### Supplied records:
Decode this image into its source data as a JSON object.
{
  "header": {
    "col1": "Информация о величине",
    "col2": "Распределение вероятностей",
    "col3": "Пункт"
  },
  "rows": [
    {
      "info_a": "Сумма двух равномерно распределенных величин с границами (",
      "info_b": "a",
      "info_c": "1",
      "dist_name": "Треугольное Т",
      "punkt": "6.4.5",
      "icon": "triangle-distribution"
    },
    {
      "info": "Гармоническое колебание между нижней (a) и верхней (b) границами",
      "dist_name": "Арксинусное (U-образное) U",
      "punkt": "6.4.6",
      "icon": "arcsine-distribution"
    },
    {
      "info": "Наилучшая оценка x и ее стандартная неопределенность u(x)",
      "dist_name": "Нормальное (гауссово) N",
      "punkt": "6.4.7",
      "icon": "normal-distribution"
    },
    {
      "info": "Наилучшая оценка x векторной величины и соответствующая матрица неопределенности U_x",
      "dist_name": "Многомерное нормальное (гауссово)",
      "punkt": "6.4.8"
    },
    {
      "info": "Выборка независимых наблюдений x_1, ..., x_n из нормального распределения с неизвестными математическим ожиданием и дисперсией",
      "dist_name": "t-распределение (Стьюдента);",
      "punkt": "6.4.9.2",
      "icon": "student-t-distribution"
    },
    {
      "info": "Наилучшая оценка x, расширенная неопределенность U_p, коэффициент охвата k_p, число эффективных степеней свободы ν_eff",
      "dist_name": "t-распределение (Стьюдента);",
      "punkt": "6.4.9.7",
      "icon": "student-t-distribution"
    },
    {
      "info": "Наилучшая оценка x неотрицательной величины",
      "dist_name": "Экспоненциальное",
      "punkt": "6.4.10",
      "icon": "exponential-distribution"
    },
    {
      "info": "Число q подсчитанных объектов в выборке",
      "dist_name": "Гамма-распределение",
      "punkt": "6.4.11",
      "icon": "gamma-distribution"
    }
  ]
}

### Work to do:
Output the records verbatim, from the first line to the last.

### The output:
Decode this image into its source data as a JSON object.
{
  "header": {
    "col1": "Информация о величине",
    "col2": "Распределение вероятностей",
    "col3": "Пункт"
  },
  "rows": [
    {
      "info_a": "Сумма двух равномерно распределенных величин с границами (",
      "info_b": "a",
      "info_c": "1",
      "dist_name": "Треугольное Т",
      "punkt": "6.4.5",
      "icon": "triangle-distribution"
    },
    {
      "info": "Гармоническое колебание между нижней (a) и верхней (b) границами",
      "dist_name": "Арксинусное (U-образное) U",
      "punkt": "6.4.6",
      "icon": "arcsine-distribution"
    },
    {
      "info": "Наилучшая оценка x и ее стандартная неопределенность u(x)",
      "dist_name": "Нормальное (гауссово) N",
      "punkt": "6.4.7",
      "icon": "normal-distribution"
    },
    {
      "info": "Наилучшая оценка x векторной величины и соответствующая матрица неопределенности U_x",
      "dist_name": "Многомерное нормальное (гауссово)",
      "punkt": "6.4.8"
    },
    {
      "info": "Выборка независимых наблюдений x_1, ..., x_n из нормального распределения с неизвестными математическим ожиданием и дисперсией",
      "dist_name": "t-распределение (Стьюдента);",
      "punkt": "6.4.9.2",
      "icon": "student-t-distribution"
    },
    {
      "info": "Наилучшая оценка x, расширенная неопределенность U_p, коэффициент охвата k_p, число эффективных степеней свободы ν_eff",
      "dist_name": "t-распределение (Стьюдента);",
      "punkt": "6.4.9.7",
      "icon": "student-t-distribution"
    },
    {
      "info": "Наилучшая оценка x неотрицательной величины",
      "dist_name": "Экспоненциальное",
      "punkt": "6.4.10",
      "icon": "exponential-distribution"
    },
    {
      "info": "Число q подсчитанных объектов в выборке",
      "dist_name": "Гамма-распределение",
      "punkt": "6.4.11",
      "icon": "gamma-distribution"
    }
  ]
}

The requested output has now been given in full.